= The problem =
Using the data below, gather each line that includes the word "летучих".

= Record excerpts =
=====

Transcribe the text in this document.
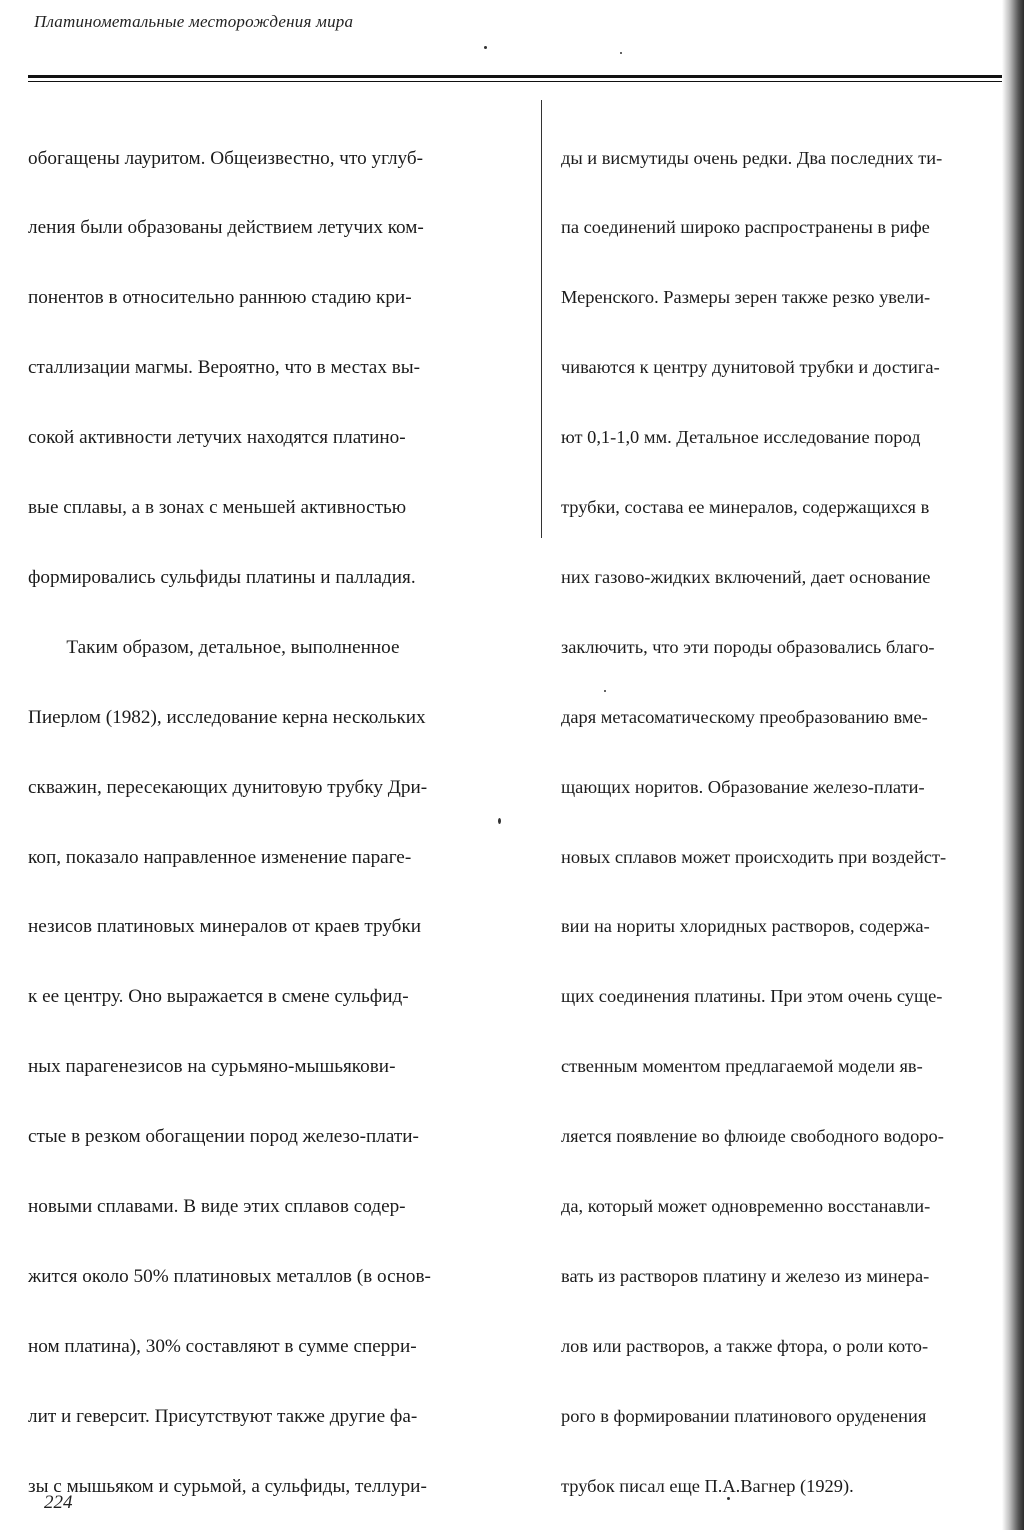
Платинометальные месторождения мира

обогащены лауритом. Общеизвестно, что углуб-

ления были образованы действием летучих ком-

понентов в относительно раннюю стадию кри-

сталлизации магмы. Вероятно, что в местах вы-

сокой активности летучих находятся платино-

вые сплавы, а в зонах с меньшей активностью

формировались сульфиды платины и палладия.

Таким образом, детальное, выполненное

Пиерлом (1982), исследование керна нескольких

скважин, пересекающих дунитовую трубку Дри-

коп, показало направленное изменение параге-

незисов платиновых минералов от краев трубки

к ее центру. Оно выражается в смене сульфид-

ных парагенезисов на сурьмяно-мышьякови-

стые в резком обогащении пород железо-плати-

новыми сплавами. В виде этих сплавов содер-

жится около 50% платиновых металлов (в основ-

ном платина), 30% составляют в сумме сперри-

лит и геверсит. Присутствуют также другие фа-

зы с мышьяком и сурьмой, а сульфиды, теллури-

ды и висмутиды очень редки. Два последних ти-

па соединений широко распространены в рифе

Меренского. Размеры зерен также резко увели-

чиваются к центру дунитовой трубки и достига-

ют 0,1-1,0 мм. Детальное исследование пород

трубки, состава ее минералов, содержащихся в

них газово-жидких включений, дает основание

заключить, что эти породы образовались благо-

даря метасоматическому преобразованию вме-

щающих норитов. Образование железо-плати-

новых сплавов может происходить при воздейст-

вии на нориты хлоридных растворов, содержа-

щих соединения платины. При этом очень суще-

ственным моментом предлагаемой модели яв-

ляется появление во флюиде свободного водоро-

да, который может одновременно восстанавли-

вать из растворов платину и железо из минера-

лов или растворов, а также фтора, о роли кото-

рого в формировании платинового оруденения

трубок писал еще П.А.Вагнер (1929).

224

=====

= Response to this exercise =
ления были образованы действием летучих ком-
сокой активности летучих находятся платино-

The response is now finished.